## PROVIDED RECORDS
========

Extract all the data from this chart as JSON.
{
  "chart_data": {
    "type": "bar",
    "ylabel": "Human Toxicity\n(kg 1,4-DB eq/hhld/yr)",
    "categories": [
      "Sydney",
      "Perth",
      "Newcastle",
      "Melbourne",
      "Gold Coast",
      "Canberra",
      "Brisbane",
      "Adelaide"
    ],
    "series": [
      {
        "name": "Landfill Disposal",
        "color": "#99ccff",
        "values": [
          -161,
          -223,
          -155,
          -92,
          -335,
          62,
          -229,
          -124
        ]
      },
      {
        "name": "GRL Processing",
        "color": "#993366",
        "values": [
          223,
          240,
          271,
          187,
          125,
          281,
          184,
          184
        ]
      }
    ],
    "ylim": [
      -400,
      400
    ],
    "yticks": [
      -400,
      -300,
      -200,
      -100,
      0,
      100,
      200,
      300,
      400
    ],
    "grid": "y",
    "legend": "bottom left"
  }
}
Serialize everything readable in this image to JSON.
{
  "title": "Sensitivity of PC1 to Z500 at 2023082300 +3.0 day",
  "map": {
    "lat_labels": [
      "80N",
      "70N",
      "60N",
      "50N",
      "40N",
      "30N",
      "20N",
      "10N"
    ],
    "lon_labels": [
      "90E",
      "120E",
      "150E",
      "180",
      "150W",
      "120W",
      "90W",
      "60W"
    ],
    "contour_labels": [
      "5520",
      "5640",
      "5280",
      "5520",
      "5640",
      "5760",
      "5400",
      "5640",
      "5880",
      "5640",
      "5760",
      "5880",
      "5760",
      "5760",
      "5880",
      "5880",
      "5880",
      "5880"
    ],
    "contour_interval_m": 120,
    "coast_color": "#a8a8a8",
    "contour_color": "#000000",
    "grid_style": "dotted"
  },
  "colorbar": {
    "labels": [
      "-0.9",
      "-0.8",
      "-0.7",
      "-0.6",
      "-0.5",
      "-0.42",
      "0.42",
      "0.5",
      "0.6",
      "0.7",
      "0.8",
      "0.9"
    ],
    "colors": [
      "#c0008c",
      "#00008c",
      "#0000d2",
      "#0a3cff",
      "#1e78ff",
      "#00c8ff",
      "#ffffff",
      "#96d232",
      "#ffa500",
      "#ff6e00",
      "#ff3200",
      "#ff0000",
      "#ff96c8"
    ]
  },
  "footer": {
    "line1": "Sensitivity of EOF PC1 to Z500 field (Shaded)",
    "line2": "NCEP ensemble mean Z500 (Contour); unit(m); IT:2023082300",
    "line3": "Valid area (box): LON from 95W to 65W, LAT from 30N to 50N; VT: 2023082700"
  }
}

========

## WRITTEN INSTRUCTION
Extract from the material all lines containing the string "name".

## THE REPLY
        "name": "Landfill Disposal",
        "name": "GRL Processing",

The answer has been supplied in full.